[Dataset entries]
*-*-*

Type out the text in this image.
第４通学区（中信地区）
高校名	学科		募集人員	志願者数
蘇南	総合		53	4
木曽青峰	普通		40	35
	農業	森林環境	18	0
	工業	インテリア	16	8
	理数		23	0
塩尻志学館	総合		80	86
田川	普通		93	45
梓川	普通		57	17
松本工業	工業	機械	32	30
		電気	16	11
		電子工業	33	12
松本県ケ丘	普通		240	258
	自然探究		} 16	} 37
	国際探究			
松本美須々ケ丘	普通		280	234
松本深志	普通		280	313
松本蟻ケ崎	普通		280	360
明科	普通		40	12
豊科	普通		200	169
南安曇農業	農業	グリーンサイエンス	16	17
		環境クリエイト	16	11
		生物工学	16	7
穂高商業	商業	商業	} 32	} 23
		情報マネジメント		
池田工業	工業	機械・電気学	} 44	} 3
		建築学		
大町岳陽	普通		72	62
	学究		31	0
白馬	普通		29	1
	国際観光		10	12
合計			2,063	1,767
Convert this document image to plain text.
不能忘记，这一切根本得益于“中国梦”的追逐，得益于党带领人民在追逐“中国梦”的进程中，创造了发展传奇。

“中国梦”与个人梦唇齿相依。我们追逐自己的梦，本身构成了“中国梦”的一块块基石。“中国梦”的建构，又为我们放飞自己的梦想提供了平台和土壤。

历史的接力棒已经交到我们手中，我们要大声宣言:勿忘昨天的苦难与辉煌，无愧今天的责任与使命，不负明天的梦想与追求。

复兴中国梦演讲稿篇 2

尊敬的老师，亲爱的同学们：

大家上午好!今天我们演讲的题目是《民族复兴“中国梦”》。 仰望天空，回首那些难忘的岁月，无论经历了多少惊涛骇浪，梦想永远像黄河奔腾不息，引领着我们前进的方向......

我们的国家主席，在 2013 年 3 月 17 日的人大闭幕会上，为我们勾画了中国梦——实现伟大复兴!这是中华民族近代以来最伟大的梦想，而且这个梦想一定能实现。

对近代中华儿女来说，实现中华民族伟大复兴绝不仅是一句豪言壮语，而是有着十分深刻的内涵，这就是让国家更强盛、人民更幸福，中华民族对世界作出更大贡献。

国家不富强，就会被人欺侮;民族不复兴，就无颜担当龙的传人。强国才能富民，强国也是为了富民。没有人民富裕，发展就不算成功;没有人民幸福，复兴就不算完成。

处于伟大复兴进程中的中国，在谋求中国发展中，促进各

*-*-*

Set task: Show the lines where the word "text" appears in the entries.

Task response:
Type out the text in this image.
Convert this document image to plain text.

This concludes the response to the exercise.